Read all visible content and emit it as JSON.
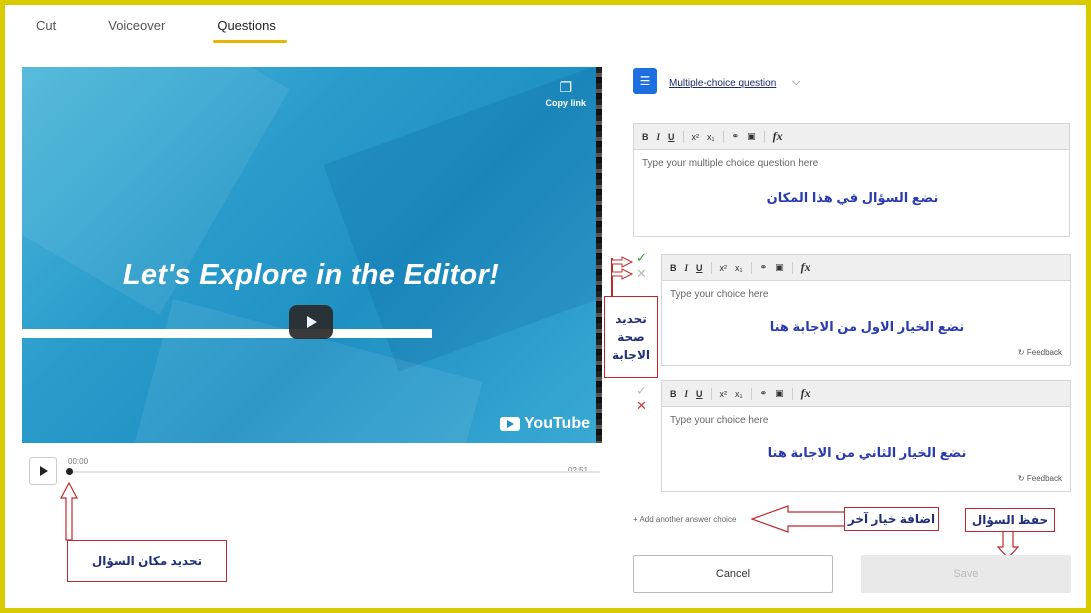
{
  "tabs": [
    {
      "label": "Cut"
    },
    {
      "label": "Voiceover"
    },
    {
      "label": "Questions"
    }
  ],
  "video": {
    "title": "Let's Explore in the Editor!",
    "copy_link": "Copy link",
    "youtube": "YouTube"
  },
  "timeline": {
    "start": "00:00",
    "end": "02:51"
  },
  "question_type": {
    "label": "Multiple-choice question",
    "icon": "list-icon"
  },
  "question_editor": {
    "placeholder": "Type your multiple choice question here",
    "annotation": "نضع السؤال في هذا المكان"
  },
  "choices": [
    {
      "placeholder": "Type your choice here",
      "feedback": "Feedback",
      "annotation": "نضع الخيار الاول من الاجابة هنا"
    },
    {
      "placeholder": "Type your choice here",
      "feedback": "Feedback",
      "annotation": "نضع الخيار الثاني من الاجابة هنا"
    }
  ],
  "toolbar": {
    "bold": "B",
    "italic": "I",
    "underline": "U",
    "superscript": "x²",
    "subscript": "x₁",
    "link": "⚭",
    "image": "▣",
    "formula": "fx"
  },
  "add_choice": "+ Add another answer choice",
  "buttons": {
    "cancel": "Cancel",
    "save": "Save"
  },
  "annotations": {
    "correctness_line1": "تحديد",
    "correctness_line2": "صحة",
    "correctness_line3": "الاجابة",
    "add_choice": "اضافة خيار آخر",
    "save_question": "حفظ السؤال",
    "question_position": "تحديد مكان السؤال"
  },
  "colors": {
    "frame": "#d8cc00",
    "accent": "#1d6fe0",
    "tab_underline": "#e8b600",
    "callout_border": "#c0282d"
  }
}
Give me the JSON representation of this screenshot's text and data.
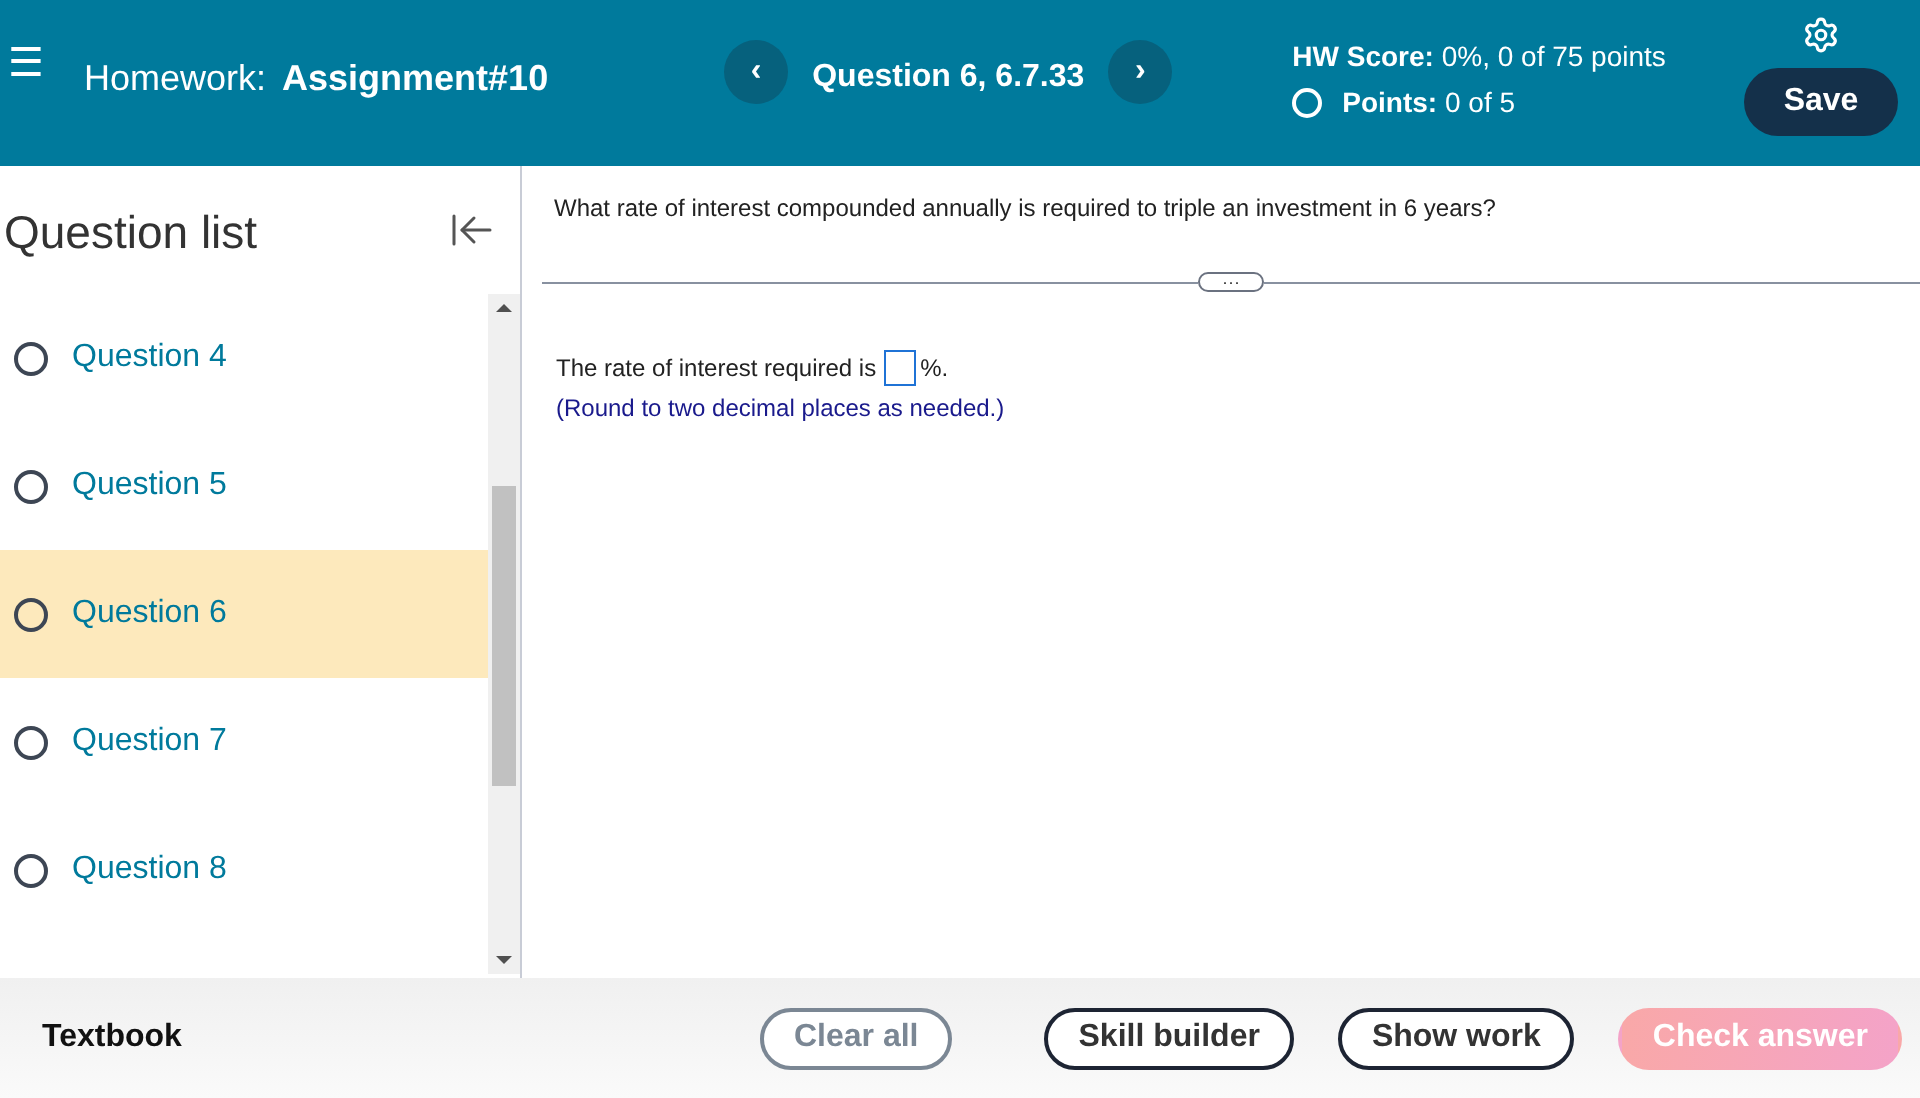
{
  "header": {
    "menu_icon": "☰",
    "homework_label": "Homework:",
    "assignment": "Assignment#10",
    "question_title": "Question 6, 6.7.33",
    "prev_icon": "‹",
    "next_icon": "›",
    "hw_score_label": "HW Score:",
    "hw_score_value": "0%, 0 of 75 points",
    "points_label": "Points:",
    "points_value": "0 of 5",
    "save": "Save"
  },
  "sidebar": {
    "title": "Question list",
    "items": [
      {
        "label": "Question 4",
        "selected": false
      },
      {
        "label": "Question 5",
        "selected": false
      },
      {
        "label": "Question 6",
        "selected": true
      },
      {
        "label": "Question 7",
        "selected": false
      },
      {
        "label": "Question 8",
        "selected": false
      }
    ]
  },
  "question": {
    "prompt": "What rate of interest compounded annually is required to triple an investment in 6 years?",
    "divider_button": "···",
    "answer_before": "The rate of interest required is",
    "answer_after": "%.",
    "hint": "(Round to two decimal places as needed.)"
  },
  "footer": {
    "textbook": "Textbook",
    "buttons": [
      {
        "label": "Clear all",
        "kind": "outline",
        "disabled": true
      },
      {
        "label": "Skill builder",
        "kind": "outline",
        "disabled": false
      },
      {
        "label": "Show work",
        "kind": "outline",
        "disabled": false
      },
      {
        "label": "Check answer",
        "kind": "primary",
        "disabled": true
      }
    ]
  }
}
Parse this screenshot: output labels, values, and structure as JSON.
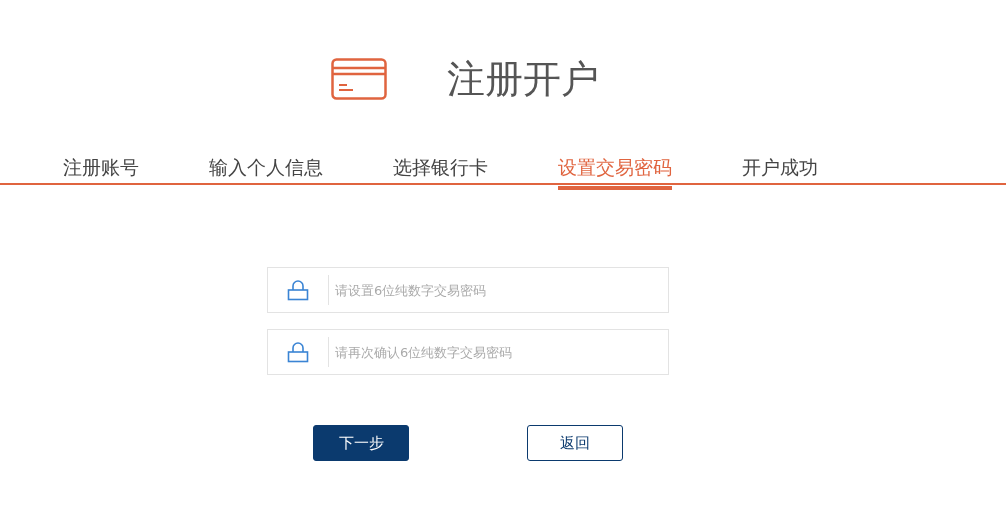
{
  "header": {
    "title": "注册开户"
  },
  "steps": [
    {
      "label": "注册账号",
      "selected": false
    },
    {
      "label": "输入个人信息",
      "selected": false
    },
    {
      "label": "选择银行卡",
      "selected": false
    },
    {
      "label": "设置交易密码",
      "selected": true
    },
    {
      "label": "开户成功",
      "selected": false
    }
  ],
  "fields": [
    {
      "placeholder": "请设置6位纯数字交易密码"
    },
    {
      "placeholder": "请再次确认6位纯数字交易密码"
    }
  ],
  "buttons": [
    {
      "label": "下一步",
      "kind": "primary"
    },
    {
      "label": "返回",
      "kind": "secondary"
    }
  ]
}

------------------------------

▸ **Objective**:
Lines of the listing that contain the word "JSON" are to be counted; report only their number.

▸ **Task answer**:
3